START Data

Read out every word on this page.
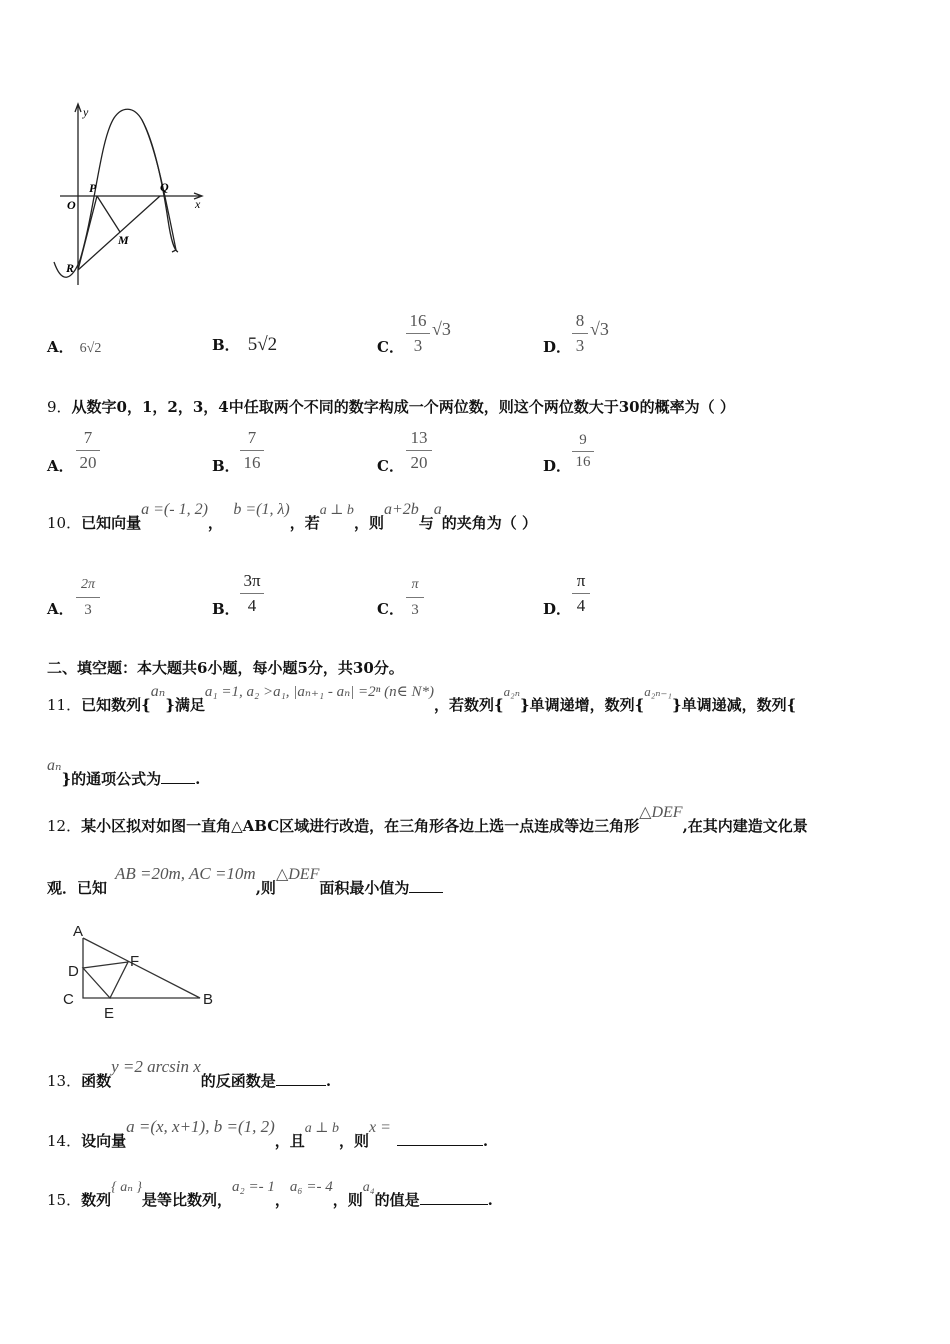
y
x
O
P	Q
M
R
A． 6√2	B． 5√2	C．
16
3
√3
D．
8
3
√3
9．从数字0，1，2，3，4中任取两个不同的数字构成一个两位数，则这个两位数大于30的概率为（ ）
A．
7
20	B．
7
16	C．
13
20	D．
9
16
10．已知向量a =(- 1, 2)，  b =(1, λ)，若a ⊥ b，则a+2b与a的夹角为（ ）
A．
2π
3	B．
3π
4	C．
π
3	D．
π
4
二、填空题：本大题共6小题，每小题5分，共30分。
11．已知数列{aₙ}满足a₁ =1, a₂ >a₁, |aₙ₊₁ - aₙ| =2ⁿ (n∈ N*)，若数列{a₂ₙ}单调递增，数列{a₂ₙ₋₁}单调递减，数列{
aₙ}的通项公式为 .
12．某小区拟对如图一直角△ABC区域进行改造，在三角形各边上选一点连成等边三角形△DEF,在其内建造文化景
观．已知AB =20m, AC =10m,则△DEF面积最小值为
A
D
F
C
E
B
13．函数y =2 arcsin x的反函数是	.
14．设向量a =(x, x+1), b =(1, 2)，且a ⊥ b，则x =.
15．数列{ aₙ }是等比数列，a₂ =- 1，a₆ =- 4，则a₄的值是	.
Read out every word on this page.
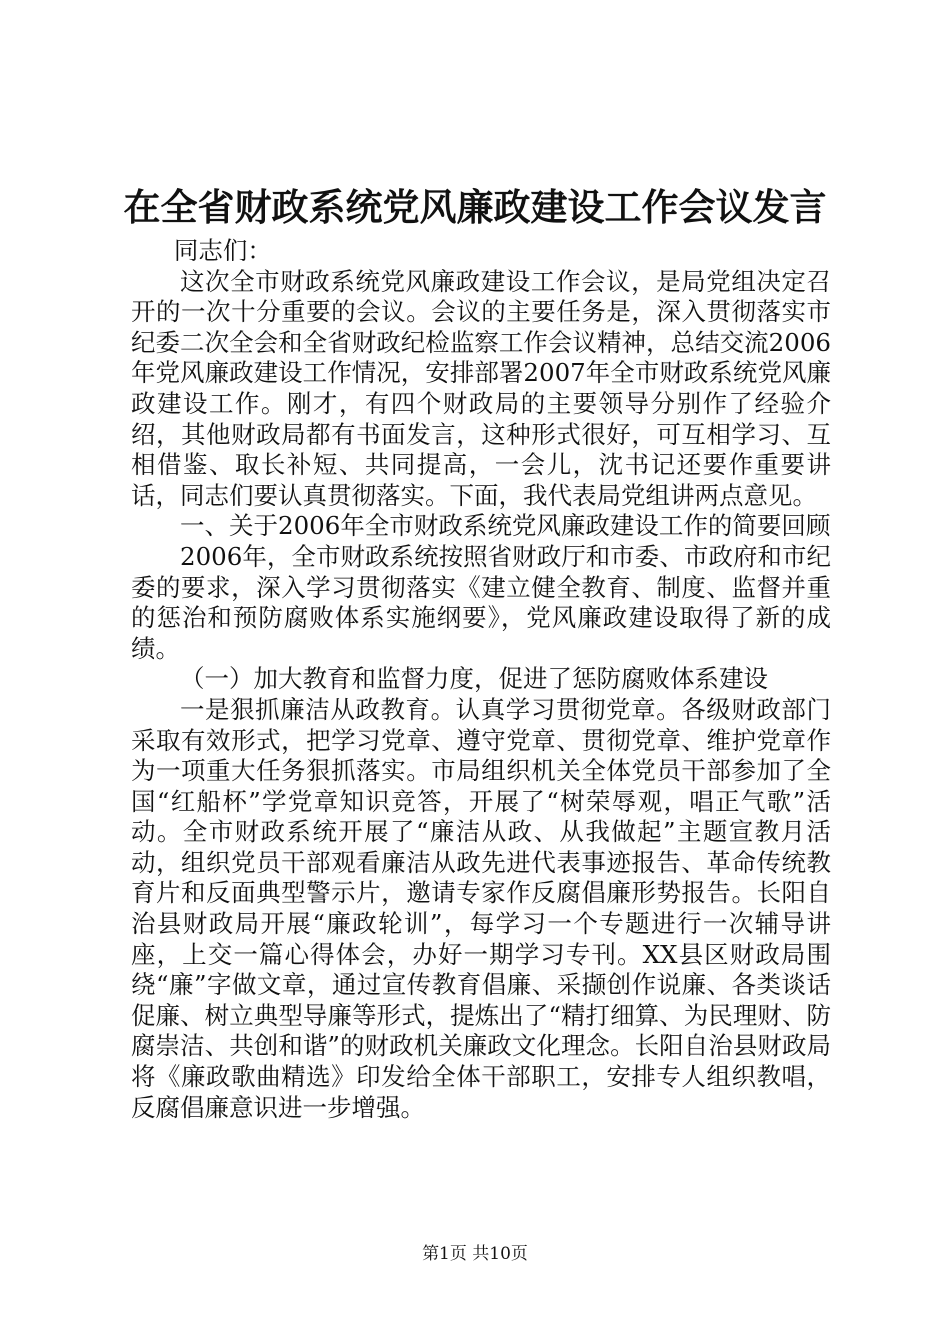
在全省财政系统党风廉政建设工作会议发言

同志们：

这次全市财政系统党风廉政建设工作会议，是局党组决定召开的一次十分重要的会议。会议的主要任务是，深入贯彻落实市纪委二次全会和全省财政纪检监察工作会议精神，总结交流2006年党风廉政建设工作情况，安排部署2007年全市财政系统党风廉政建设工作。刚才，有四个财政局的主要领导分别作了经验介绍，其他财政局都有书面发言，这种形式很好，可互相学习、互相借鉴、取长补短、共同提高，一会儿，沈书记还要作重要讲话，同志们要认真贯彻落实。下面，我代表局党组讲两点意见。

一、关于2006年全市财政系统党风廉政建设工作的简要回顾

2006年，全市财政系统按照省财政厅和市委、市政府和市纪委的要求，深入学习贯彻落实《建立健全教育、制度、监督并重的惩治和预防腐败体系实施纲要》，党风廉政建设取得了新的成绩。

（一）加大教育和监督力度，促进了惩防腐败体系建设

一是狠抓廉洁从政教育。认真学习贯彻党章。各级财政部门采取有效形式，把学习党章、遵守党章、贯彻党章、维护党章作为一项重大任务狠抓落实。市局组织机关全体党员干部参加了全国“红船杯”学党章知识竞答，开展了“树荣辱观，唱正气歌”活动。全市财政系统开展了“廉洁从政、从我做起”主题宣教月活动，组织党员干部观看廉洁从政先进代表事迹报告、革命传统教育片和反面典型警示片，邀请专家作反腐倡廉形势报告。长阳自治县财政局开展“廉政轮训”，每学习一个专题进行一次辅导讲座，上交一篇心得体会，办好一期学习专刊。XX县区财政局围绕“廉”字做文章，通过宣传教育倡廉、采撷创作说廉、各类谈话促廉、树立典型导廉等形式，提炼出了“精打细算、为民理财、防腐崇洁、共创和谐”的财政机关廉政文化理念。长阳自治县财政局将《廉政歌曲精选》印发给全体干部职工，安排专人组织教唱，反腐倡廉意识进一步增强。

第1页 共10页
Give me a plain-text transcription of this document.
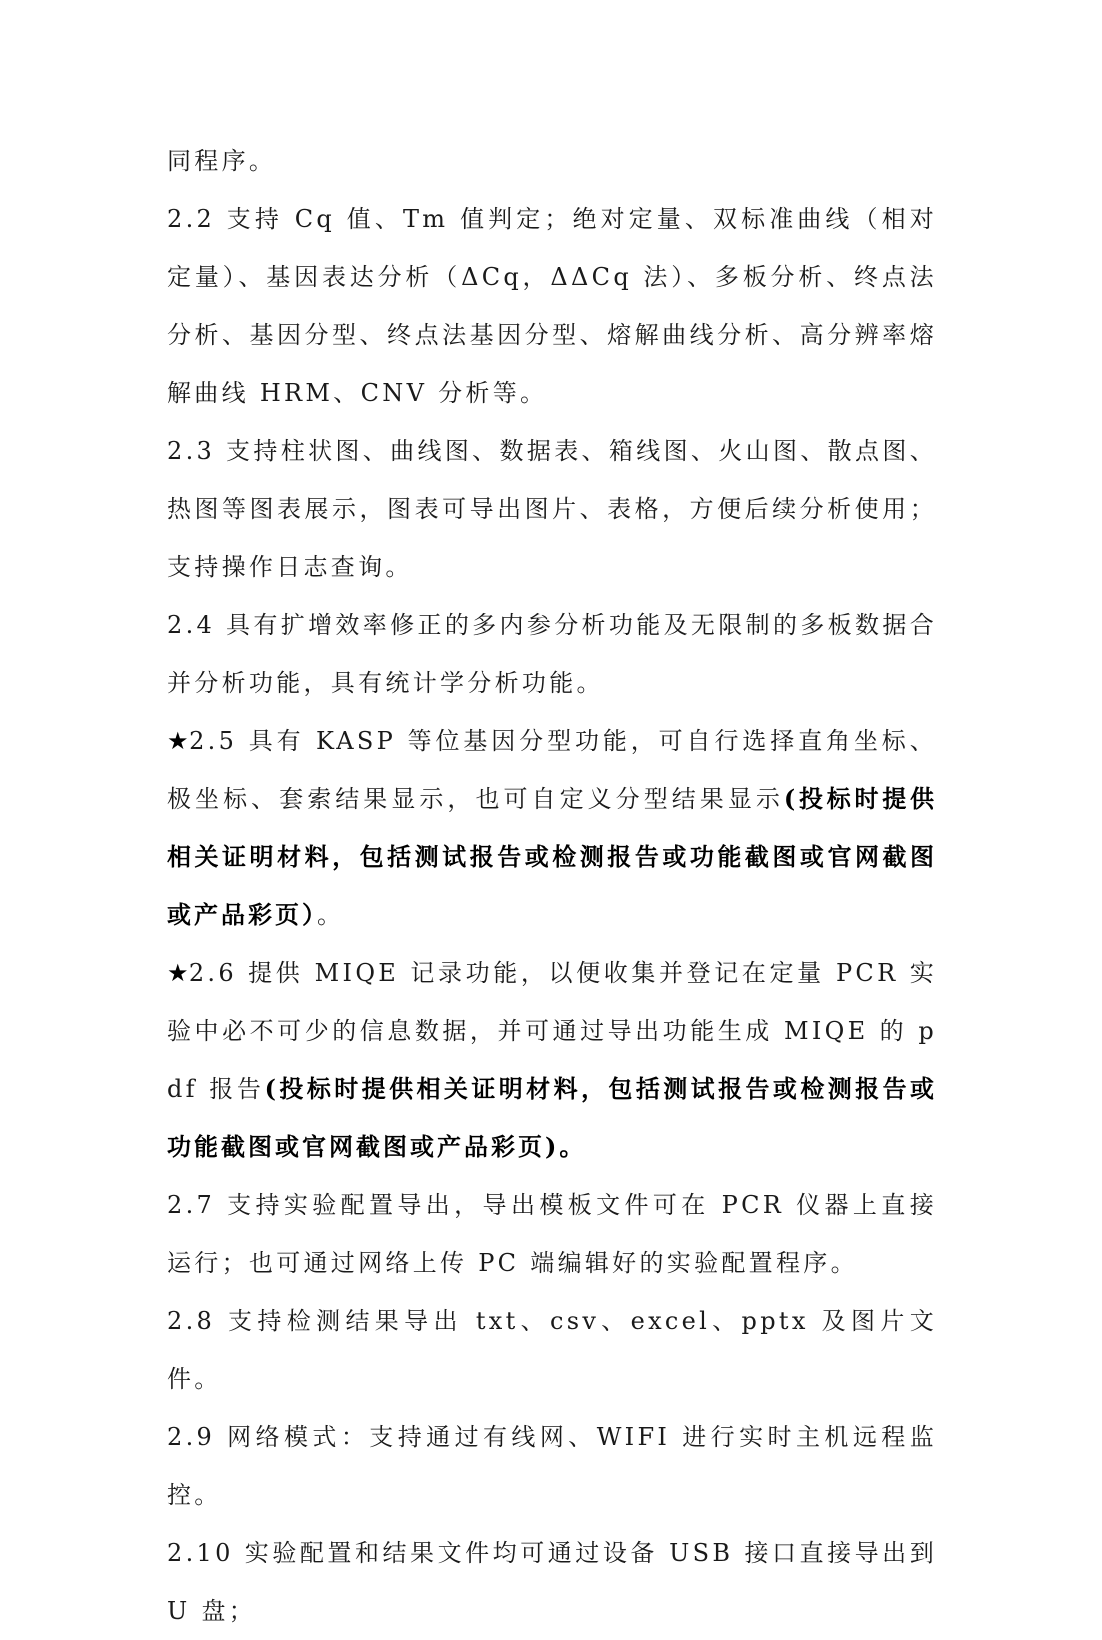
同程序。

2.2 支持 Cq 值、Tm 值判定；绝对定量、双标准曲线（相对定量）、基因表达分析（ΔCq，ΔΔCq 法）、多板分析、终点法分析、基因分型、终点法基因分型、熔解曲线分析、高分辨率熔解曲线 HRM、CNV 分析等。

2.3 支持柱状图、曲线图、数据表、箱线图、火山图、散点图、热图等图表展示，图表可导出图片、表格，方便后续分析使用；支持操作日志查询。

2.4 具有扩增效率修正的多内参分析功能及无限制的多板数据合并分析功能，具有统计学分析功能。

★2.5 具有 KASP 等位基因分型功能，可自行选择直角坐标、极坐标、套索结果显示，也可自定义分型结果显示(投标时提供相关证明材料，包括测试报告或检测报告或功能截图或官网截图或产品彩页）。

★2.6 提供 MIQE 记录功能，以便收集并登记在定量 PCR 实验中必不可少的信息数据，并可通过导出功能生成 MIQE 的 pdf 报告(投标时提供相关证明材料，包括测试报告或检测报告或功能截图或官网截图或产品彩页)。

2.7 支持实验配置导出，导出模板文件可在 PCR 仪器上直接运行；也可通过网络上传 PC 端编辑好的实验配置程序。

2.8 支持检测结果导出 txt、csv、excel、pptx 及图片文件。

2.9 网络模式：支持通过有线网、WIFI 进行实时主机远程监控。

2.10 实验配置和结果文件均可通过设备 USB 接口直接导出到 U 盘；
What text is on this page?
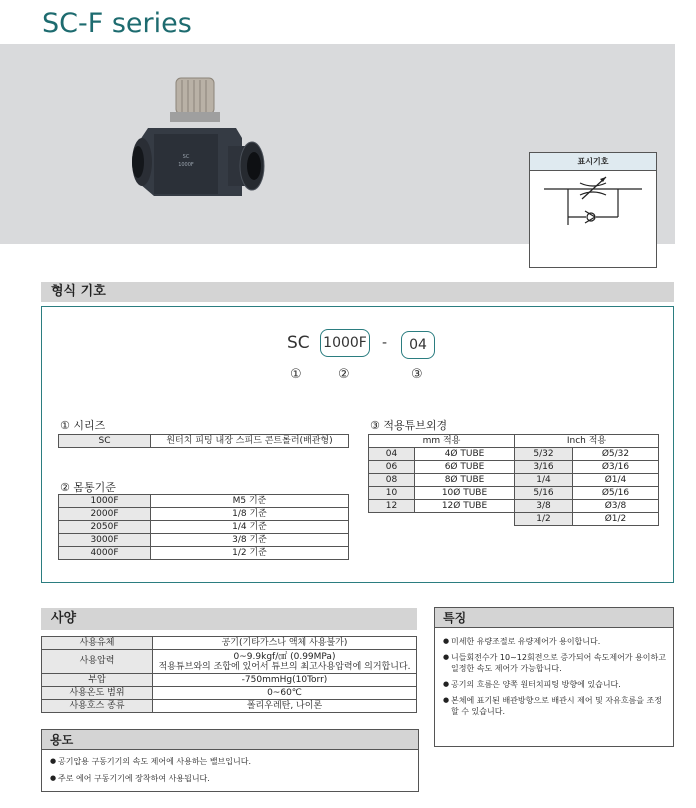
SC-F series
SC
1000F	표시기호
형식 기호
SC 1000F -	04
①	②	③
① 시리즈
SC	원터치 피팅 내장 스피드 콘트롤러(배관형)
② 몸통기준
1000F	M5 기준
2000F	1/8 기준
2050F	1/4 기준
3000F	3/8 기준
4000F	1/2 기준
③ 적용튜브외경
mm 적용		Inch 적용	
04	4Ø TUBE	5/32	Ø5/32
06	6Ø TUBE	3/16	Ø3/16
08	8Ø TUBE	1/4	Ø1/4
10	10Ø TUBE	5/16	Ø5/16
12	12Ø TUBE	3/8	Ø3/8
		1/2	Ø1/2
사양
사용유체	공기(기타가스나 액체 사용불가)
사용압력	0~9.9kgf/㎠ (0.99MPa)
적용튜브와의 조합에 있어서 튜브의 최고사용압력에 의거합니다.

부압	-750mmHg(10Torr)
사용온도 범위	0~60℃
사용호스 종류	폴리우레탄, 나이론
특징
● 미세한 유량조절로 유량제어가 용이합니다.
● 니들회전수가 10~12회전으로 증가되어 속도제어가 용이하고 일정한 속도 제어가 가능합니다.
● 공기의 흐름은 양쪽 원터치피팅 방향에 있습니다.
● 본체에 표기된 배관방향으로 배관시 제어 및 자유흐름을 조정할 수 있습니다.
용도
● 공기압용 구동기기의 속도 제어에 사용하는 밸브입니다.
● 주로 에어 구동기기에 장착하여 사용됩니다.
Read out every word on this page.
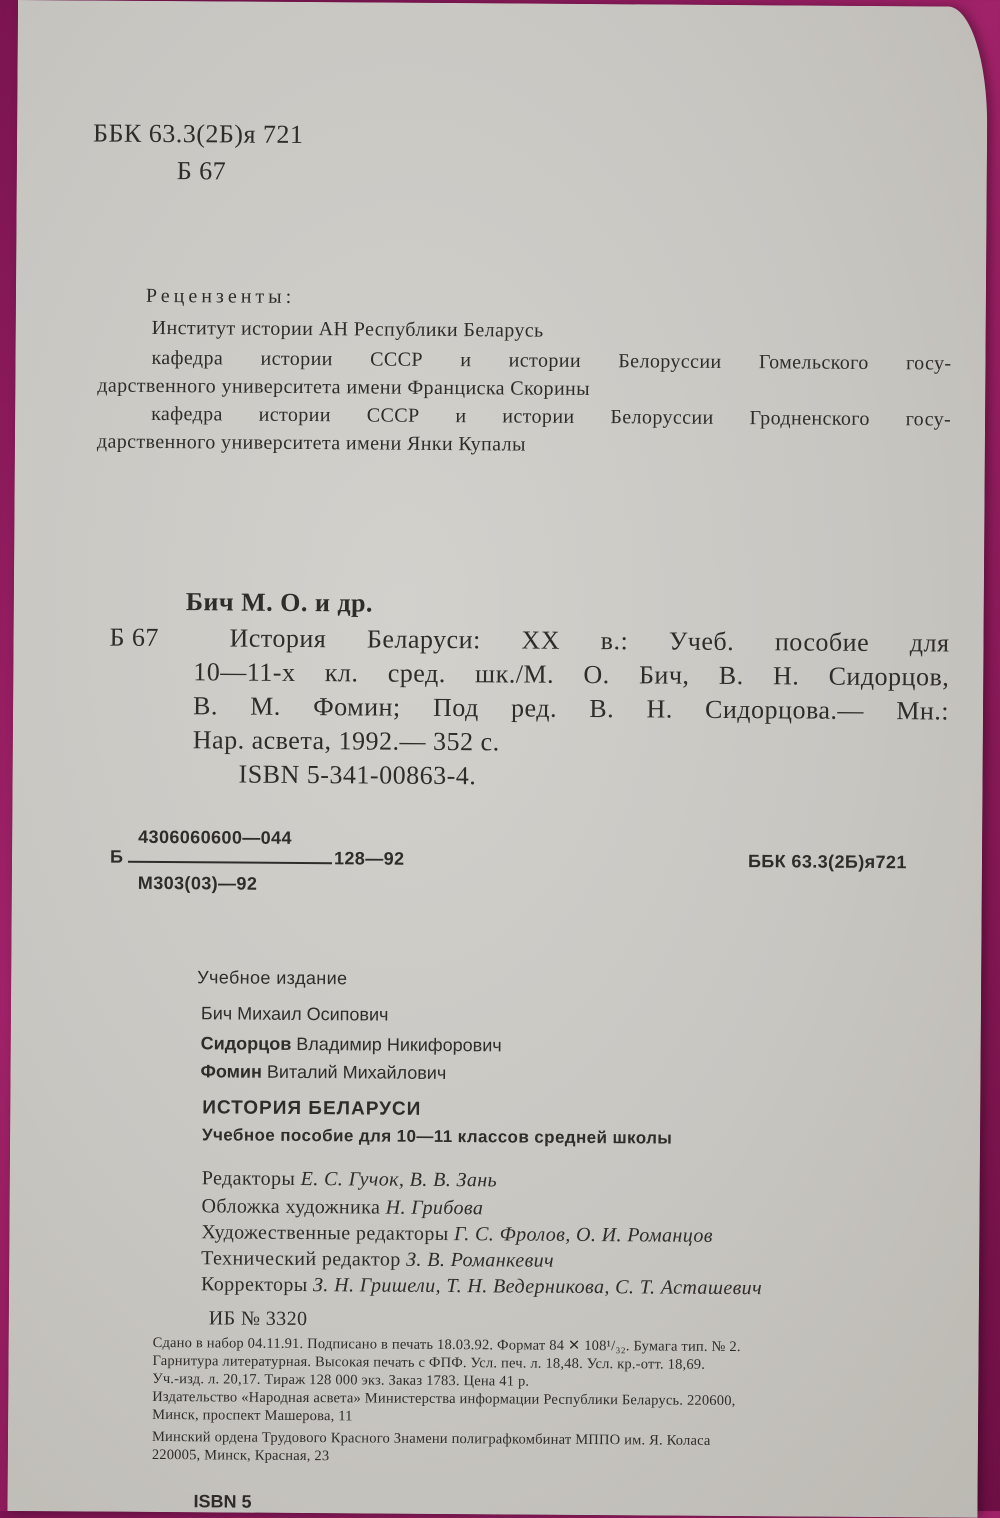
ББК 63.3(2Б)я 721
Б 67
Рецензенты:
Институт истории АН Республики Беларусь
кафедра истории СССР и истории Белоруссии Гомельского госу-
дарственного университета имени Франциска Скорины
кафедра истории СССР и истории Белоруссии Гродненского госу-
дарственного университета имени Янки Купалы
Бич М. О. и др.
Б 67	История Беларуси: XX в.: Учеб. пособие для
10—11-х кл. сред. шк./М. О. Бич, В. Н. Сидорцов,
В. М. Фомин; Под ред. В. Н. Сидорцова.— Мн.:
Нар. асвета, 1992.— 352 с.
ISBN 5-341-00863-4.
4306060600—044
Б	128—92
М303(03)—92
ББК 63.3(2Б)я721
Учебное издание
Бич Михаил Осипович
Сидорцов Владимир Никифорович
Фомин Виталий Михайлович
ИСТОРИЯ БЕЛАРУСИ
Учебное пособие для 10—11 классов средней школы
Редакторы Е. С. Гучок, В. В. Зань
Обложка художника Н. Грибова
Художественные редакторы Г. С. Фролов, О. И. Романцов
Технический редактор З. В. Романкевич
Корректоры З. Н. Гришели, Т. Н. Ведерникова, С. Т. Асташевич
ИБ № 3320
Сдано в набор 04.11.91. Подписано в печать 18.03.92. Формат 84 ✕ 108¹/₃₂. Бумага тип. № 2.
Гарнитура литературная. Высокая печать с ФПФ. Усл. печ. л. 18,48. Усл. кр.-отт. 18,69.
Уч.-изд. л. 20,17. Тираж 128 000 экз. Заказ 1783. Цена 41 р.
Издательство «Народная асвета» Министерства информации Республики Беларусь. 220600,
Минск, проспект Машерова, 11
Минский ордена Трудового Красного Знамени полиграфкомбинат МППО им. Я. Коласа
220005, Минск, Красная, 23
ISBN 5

END Data

- **Given instruction**: Search the records for the word "Беларусь". Copy every line that has it.

- **Solution to this task**:
Институт истории АН Республики Беларусь
Издательство «Народная асвета» Министерства информации Республики Беларусь. 220600,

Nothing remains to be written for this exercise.